Goal: Reproduce all the entries exactly.

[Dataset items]

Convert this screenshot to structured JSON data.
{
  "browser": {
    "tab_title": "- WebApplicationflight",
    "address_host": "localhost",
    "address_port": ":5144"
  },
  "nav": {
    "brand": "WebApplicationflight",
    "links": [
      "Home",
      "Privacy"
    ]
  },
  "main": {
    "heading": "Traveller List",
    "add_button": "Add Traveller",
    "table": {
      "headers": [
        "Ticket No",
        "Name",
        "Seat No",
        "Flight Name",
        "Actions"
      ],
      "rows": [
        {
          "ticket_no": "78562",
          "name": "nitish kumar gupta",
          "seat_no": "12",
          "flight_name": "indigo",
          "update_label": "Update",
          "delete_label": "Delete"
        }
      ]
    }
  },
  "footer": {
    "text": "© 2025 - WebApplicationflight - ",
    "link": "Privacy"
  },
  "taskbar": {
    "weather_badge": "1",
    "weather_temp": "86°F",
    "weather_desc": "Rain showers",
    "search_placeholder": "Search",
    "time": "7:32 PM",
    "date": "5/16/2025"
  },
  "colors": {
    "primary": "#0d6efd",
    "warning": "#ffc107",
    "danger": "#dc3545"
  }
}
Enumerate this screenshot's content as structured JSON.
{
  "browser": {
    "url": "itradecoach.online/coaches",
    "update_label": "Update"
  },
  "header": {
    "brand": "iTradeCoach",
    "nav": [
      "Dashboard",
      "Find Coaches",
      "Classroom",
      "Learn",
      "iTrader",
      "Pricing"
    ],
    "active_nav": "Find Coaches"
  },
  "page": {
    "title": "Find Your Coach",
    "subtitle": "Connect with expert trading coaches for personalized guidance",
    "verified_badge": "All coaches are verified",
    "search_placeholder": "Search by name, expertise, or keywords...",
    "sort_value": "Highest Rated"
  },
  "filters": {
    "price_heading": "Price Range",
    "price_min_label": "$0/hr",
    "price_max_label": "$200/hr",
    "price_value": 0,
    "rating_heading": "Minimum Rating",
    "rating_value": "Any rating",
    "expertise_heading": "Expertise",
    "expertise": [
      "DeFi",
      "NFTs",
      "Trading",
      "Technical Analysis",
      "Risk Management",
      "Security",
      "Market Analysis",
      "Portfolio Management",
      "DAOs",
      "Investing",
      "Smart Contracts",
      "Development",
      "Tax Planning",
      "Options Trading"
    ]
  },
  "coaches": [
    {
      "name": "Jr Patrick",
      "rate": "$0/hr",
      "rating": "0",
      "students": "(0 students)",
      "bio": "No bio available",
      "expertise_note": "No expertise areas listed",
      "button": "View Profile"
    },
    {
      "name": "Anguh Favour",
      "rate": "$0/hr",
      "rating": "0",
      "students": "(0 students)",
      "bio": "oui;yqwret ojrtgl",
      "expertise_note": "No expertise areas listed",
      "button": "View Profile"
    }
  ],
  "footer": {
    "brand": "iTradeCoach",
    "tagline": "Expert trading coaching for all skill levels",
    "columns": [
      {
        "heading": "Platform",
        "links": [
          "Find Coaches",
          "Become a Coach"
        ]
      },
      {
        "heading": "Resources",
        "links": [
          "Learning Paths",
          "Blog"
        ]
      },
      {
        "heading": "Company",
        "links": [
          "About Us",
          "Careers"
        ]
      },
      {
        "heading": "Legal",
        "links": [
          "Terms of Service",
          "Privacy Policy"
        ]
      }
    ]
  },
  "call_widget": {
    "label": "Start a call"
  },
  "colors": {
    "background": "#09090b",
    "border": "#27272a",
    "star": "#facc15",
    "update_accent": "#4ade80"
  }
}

Expected answer:
Convert this screenshot to structured JSON data.
{
  "browser": {
    "tab_title": "- WebApplicationflight",
    "address_host": "localhost",
    "address_port": ":5144"
  },
  "nav": {
    "brand": "WebApplicationflight",
    "links": [
      "Home",
      "Privacy"
    ]
  },
  "main": {
    "heading": "Traveller List",
    "add_button": "Add Traveller",
    "table": {
      "headers": [
        "Ticket No",
        "Name",
        "Seat No",
        "Flight Name",
        "Actions"
      ],
      "rows": [
        {
          "ticket_no": "78562",
          "name": "nitish kumar gupta",
          "seat_no": "12",
          "flight_name": "indigo",
          "update_label": "Update",
          "delete_label": "Delete"
        }
      ]
    }
  },
  "footer": {
    "text": "© 2025 - WebApplicationflight - ",
    "link": "Privacy"
  },
  "taskbar": {
    "weather_badge": "1",
    "weather_temp": "86°F",
    "weather_desc": "Rain showers",
    "search_placeholder": "Search",
    "time": "7:32 PM",
    "date": "5/16/2025"
  },
  "colors": {
    "primary": "#0d6efd",
    "warning": "#ffc107",
    "danger": "#dc3545"
  }
}
Enumerate this screenshot's content as structured JSON.
{
  "browser": {
    "url": "itradecoach.online/coaches",
    "update_label": "Update"
  },
  "header": {
    "brand": "iTradeCoach",
    "nav": [
      "Dashboard",
      "Find Coaches",
      "Classroom",
      "Learn",
      "iTrader",
      "Pricing"
    ],
    "active_nav": "Find Coaches"
  },
  "page": {
    "title": "Find Your Coach",
    "subtitle": "Connect with expert trading coaches for personalized guidance",
    "verified_badge": "All coaches are verified",
    "search_placeholder": "Search by name, expertise, or keywords...",
    "sort_value": "Highest Rated"
  },
  "filters": {
    "price_heading": "Price Range",
    "price_min_label": "$0/hr",
    "price_max_label": "$200/hr",
    "price_value": 0,
    "rating_heading": "Minimum Rating",
    "rating_value": "Any rating",
    "expertise_heading": "Expertise",
    "expertise": [
      "DeFi",
      "NFTs",
      "Trading",
      "Technical Analysis",
      "Risk Management",
      "Security",
      "Market Analysis",
      "Portfolio Management",
      "DAOs",
      "Investing",
      "Smart Contracts",
      "Development",
      "Tax Planning",
      "Options Trading"
    ]
  },
  "coaches": [
    {
      "name": "Jr Patrick",
      "rate": "$0/hr",
      "rating": "0",
      "students": "(0 students)",
      "bio": "No bio available",
      "expertise_note": "No expertise areas listed",
      "button": "View Profile"
    },
    {
      "name": "Anguh Favour",
      "rate": "$0/hr",
      "rating": "0",
      "students": "(0 students)",
      "bio": "oui;yqwret ojrtgl",
      "expertise_note": "No expertise areas listed",
      "button": "View Profile"
    }
  ],
  "footer": {
    "brand": "iTradeCoach",
    "tagline": "Expert trading coaching for all skill levels",
    "columns": [
      {
        "heading": "Platform",
        "links": [
          "Find Coaches",
          "Become a Coach"
        ]
      },
      {
        "heading": "Resources",
        "links": [
          "Learning Paths",
          "Blog"
        ]
      },
      {
        "heading": "Company",
        "links": [
          "About Us",
          "Careers"
        ]
      },
      {
        "heading": "Legal",
        "links": [
          "Terms of Service",
          "Privacy Policy"
        ]
      }
    ]
  },
  "call_widget": {
    "label": "Start a call"
  },
  "colors": {
    "background": "#09090b",
    "border": "#27272a",
    "star": "#facc15",
    "update_accent": "#4ade80"
  }
}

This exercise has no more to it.